Across all the lines below, how many contain the string "actitud"? Please reply with the number only.

**RECORD EXTRACTS**
____________

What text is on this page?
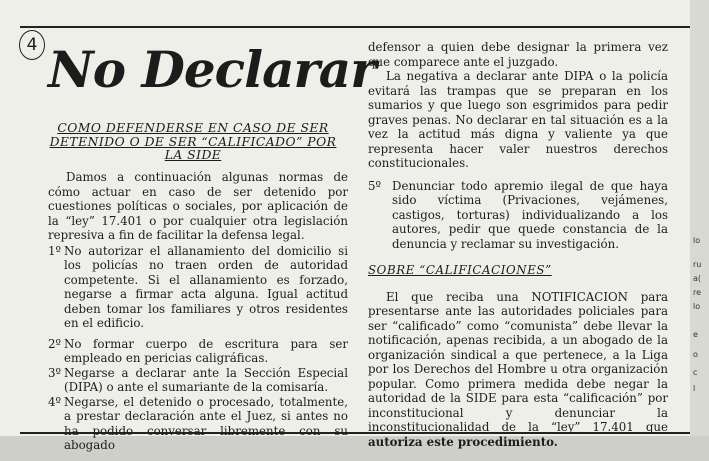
lo
ru
a(
re
lo
e
o
c
l
4 No Declarar
COMO DEFENDERSE EN CASO DE SER DETENIDO O DE SER “CALIFICADO” POR LA SIDE

Damos a continuación algunas normas de cómo actuar en caso de ser detenido por cuestiones políticas o sociales, por aplicación de la “ley” 17.401 o por cualquier otra legislación represiva a fin de facilitar la defensa legal.

1º No autorizar el allanamiento del domicilio si los policías no traen orden de autoridad competente. Si el allanamiento es forzado, negarse a firmar acta alguna. Igual actitud deben tomar los familiares y otros residentes en el edificio.
2º No formar cuerpo de escritura para ser empleado en pericias caligráficas.
3º Negarse a declarar ante la Sección Especial (DIPA) o ante el sumariante de la comisaría.
4º Negarse, el detenido o procesado, totalmente, a prestar declaración ante el Juez, si antes no ha podido conversar libremente con su abogado

defensor a quien debe designar la primera vez que comparece ante el juzgado.

La negativa a declarar ante DIPA o la policía evitará las trampas que se preparan en los sumarios y que luego son esgrimidos para pedir graves penas. No declarar en tal situación es a la vez la actitud más digna y valiente ya que representa hacer valer nuestros derechos constitucionales.

5º Denunciar todo apremio ilegal de que haya sido víctima (Privaciones, vejámenes, castigos, torturas) individualizando a los autores, pedir que quede constancia de la denuncia y reclamar su investigación.
SOBRE “CALIFICACIONES”

El que reciba una NOTIFICACION para presentarse ante las autoridades policiales para ser “calificado” como “comunista” debe llevar la notificación, apenas recibida, a un abogado de la organización sindical a que pertenece, a la Liga por los Derechos del Hombre u otra organización popular. Como primera medida debe negar la autoridad de la SIDE para esta “calificación” por inconstitucional y denunciar la inconstitucionalidad de la “ley” 17.401 que autoriza este procedimiento.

____________

**FINAL RESULT**
2